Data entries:
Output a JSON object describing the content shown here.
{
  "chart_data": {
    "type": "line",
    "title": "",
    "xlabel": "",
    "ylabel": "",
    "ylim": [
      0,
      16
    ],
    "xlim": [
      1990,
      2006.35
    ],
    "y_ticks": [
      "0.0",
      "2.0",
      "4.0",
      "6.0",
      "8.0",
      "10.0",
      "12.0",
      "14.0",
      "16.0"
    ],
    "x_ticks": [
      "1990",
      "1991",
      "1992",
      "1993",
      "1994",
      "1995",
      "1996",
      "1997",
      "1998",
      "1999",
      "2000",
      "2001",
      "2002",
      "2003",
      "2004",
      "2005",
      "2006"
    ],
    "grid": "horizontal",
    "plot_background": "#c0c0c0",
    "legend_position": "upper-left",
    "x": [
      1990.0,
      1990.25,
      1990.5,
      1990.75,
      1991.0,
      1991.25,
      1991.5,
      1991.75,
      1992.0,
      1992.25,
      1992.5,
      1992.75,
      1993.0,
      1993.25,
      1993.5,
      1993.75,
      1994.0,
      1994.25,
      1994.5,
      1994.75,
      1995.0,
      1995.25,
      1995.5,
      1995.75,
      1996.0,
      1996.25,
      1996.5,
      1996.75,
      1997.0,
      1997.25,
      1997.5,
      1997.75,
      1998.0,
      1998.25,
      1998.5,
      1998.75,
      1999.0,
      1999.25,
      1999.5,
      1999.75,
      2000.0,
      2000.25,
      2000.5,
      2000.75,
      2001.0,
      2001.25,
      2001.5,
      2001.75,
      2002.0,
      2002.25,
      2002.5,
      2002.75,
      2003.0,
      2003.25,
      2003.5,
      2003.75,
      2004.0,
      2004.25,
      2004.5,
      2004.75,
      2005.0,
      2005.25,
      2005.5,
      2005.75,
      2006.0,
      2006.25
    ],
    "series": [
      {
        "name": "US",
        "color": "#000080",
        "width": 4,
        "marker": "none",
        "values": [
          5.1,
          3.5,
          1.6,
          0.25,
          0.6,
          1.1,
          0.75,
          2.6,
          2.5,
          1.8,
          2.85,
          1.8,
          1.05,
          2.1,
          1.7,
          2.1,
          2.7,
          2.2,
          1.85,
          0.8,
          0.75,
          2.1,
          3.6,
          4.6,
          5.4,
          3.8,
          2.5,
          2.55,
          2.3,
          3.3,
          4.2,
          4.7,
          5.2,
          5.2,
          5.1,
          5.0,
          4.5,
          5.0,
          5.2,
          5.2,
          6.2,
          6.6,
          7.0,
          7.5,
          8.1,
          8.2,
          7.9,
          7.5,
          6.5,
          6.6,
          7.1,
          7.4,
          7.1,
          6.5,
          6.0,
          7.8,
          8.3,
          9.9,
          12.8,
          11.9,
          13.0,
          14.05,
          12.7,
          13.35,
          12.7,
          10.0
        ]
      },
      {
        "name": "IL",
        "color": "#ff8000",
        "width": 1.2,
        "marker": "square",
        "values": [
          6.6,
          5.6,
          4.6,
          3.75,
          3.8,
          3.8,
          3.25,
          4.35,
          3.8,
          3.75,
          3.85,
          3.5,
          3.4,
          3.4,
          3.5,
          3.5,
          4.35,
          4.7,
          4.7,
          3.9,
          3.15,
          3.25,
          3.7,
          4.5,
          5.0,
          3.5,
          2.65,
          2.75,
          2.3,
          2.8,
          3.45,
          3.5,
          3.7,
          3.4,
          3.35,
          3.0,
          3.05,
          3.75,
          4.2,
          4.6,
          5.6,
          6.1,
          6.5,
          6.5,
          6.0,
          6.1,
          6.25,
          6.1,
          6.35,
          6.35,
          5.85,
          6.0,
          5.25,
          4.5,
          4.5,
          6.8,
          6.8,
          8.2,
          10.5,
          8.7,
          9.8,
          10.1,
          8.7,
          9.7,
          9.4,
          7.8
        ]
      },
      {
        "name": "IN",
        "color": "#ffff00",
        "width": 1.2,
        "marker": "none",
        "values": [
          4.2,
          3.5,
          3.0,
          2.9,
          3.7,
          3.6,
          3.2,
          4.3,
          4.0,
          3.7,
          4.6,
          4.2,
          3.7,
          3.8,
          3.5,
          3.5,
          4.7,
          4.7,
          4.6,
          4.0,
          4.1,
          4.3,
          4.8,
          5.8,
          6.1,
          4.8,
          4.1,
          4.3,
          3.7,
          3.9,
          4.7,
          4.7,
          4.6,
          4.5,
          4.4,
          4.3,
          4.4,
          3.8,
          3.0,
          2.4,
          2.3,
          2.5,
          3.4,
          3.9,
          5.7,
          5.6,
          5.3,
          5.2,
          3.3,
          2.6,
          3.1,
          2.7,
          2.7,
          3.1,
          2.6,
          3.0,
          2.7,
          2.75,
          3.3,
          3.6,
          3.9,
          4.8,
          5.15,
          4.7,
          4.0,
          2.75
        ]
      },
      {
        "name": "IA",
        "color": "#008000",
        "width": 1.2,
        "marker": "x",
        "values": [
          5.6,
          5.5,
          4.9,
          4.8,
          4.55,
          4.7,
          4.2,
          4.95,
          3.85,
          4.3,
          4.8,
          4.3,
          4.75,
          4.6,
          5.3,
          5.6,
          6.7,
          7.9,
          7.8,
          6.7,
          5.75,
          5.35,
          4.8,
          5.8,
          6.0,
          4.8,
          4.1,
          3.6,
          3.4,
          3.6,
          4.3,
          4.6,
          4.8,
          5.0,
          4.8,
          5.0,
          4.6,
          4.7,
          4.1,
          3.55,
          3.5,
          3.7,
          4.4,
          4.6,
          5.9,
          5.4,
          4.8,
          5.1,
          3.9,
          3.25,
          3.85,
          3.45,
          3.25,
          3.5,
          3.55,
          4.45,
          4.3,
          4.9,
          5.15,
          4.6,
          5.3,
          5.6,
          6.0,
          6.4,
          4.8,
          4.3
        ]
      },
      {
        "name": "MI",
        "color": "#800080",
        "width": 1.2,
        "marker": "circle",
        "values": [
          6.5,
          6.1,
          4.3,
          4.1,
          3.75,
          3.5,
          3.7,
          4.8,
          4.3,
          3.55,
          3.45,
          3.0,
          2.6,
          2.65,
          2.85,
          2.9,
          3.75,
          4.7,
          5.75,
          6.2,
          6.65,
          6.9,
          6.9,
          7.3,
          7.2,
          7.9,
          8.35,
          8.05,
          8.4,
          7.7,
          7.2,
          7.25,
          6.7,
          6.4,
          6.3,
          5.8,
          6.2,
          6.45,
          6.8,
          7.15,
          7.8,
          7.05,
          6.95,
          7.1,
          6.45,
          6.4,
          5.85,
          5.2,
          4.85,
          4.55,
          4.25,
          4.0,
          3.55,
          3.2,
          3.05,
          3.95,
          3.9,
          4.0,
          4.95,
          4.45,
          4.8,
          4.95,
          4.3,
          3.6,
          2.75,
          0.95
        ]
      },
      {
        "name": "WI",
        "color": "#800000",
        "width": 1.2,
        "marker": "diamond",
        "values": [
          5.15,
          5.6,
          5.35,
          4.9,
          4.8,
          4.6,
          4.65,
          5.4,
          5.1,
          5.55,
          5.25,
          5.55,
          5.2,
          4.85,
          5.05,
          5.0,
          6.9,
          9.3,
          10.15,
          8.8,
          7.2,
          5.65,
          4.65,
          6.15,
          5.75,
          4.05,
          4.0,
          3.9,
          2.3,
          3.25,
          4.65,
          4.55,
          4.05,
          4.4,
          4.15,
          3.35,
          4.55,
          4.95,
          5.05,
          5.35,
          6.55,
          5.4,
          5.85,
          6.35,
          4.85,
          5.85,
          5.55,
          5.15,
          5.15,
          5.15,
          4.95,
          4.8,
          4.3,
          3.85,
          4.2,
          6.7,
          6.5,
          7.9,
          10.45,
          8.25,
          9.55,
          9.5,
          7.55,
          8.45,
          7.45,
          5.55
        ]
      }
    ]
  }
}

What is expected
Of the lines in the material, how many include "name"? Respond with the number alone.

Solution for this problem
6